WHAT TO WORK ON:
Examine the entries and show every line in which the word "EMANUEL" is found.

— BEGIN RECORD LIST —

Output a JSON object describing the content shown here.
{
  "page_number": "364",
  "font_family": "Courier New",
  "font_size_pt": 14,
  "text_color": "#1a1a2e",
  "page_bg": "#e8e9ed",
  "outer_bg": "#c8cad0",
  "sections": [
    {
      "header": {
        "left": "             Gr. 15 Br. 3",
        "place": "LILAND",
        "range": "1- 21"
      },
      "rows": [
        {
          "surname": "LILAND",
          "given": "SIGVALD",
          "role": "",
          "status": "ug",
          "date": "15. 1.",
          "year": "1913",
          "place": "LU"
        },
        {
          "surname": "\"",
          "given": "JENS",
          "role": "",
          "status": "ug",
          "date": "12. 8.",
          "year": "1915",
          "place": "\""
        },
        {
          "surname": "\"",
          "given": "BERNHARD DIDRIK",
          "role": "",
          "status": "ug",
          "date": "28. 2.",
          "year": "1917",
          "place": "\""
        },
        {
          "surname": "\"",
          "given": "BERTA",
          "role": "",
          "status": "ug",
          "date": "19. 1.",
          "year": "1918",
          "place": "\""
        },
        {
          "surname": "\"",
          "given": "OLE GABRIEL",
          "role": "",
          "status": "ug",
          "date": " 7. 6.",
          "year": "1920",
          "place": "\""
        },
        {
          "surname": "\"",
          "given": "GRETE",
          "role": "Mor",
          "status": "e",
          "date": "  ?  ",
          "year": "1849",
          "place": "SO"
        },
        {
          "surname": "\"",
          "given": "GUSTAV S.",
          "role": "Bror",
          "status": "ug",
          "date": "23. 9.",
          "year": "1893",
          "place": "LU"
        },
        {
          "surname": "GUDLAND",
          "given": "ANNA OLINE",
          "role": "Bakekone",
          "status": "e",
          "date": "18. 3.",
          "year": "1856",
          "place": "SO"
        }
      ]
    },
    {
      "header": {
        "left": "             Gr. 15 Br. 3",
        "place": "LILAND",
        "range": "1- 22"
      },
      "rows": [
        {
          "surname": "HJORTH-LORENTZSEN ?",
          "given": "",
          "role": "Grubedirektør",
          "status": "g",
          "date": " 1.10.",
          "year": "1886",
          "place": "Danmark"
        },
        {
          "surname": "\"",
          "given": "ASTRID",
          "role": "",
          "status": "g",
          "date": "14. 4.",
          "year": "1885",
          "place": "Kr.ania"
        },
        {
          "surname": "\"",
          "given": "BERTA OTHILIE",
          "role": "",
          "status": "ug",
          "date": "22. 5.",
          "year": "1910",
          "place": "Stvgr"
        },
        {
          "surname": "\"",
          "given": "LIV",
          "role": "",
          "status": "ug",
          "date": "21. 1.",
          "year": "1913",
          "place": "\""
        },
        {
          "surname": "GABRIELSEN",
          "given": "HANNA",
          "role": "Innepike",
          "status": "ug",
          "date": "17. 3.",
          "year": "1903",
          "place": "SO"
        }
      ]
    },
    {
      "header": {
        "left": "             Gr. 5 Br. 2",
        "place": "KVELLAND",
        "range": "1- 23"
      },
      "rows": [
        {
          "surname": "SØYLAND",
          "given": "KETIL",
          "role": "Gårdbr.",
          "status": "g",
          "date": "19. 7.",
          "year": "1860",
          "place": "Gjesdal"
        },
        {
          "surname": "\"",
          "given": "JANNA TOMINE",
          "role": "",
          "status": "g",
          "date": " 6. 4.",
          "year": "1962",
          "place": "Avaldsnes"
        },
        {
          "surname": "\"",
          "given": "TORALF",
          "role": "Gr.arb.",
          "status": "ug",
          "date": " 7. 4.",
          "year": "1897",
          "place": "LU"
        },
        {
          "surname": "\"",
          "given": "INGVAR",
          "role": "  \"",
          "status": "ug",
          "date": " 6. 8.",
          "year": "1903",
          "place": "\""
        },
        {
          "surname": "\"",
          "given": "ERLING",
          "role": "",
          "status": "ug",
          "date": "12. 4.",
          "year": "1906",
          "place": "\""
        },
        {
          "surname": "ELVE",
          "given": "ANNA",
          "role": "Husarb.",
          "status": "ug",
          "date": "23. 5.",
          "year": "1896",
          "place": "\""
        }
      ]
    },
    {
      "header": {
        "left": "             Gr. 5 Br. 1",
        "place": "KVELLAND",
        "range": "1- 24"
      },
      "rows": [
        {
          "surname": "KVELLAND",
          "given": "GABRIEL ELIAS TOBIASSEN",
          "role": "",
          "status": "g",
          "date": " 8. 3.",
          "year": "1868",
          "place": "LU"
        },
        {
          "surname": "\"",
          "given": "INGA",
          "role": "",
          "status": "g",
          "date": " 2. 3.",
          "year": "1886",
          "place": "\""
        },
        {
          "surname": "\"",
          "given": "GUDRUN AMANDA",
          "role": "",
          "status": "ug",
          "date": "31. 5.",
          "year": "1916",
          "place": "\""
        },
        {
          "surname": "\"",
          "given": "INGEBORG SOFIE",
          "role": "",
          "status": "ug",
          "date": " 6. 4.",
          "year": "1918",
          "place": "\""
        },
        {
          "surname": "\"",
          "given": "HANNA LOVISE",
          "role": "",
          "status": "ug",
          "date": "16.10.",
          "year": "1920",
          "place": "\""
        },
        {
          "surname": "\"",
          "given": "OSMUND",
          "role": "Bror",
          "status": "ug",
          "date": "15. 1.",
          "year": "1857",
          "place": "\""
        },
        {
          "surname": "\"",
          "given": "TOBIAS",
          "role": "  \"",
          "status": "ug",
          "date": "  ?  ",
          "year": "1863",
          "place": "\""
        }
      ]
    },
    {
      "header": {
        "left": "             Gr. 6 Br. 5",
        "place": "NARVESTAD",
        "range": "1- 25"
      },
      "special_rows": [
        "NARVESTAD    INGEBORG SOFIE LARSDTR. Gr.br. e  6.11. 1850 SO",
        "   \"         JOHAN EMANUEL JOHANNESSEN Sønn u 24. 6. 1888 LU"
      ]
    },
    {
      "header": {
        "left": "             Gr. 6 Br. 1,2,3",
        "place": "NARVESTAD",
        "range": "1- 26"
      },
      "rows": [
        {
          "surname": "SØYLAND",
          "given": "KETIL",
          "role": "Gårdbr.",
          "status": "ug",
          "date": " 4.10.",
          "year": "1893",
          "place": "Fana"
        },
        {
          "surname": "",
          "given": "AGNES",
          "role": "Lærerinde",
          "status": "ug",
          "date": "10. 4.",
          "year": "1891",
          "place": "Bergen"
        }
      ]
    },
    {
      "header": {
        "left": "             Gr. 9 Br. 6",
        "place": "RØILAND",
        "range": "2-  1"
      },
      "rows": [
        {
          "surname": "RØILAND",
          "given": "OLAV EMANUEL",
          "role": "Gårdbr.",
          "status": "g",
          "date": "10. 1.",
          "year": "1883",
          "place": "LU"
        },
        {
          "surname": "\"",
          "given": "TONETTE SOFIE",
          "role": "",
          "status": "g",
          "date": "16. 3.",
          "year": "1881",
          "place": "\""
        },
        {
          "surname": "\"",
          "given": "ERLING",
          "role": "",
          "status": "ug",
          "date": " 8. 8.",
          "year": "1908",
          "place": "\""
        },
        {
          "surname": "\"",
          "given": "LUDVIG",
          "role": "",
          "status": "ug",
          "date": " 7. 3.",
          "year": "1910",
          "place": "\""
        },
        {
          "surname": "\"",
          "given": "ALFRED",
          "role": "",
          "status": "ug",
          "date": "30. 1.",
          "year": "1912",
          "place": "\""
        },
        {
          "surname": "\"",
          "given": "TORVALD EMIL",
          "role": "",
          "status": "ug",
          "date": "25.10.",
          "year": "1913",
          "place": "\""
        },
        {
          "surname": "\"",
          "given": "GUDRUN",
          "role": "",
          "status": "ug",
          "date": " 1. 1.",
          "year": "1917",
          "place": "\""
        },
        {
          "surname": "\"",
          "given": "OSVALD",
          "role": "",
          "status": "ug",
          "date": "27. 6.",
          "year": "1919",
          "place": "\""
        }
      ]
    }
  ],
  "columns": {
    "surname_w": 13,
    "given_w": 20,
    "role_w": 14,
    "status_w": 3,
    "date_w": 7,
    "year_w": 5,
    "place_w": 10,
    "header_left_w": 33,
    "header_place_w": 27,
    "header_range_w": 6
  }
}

— END RECORD LIST —

THE OUTPUT:
        "   \"         JOHAN EMANUEL JOHANNESSEN Sønn u 24. 6. 1888 LU"
          "given": "OLAV EMANUEL",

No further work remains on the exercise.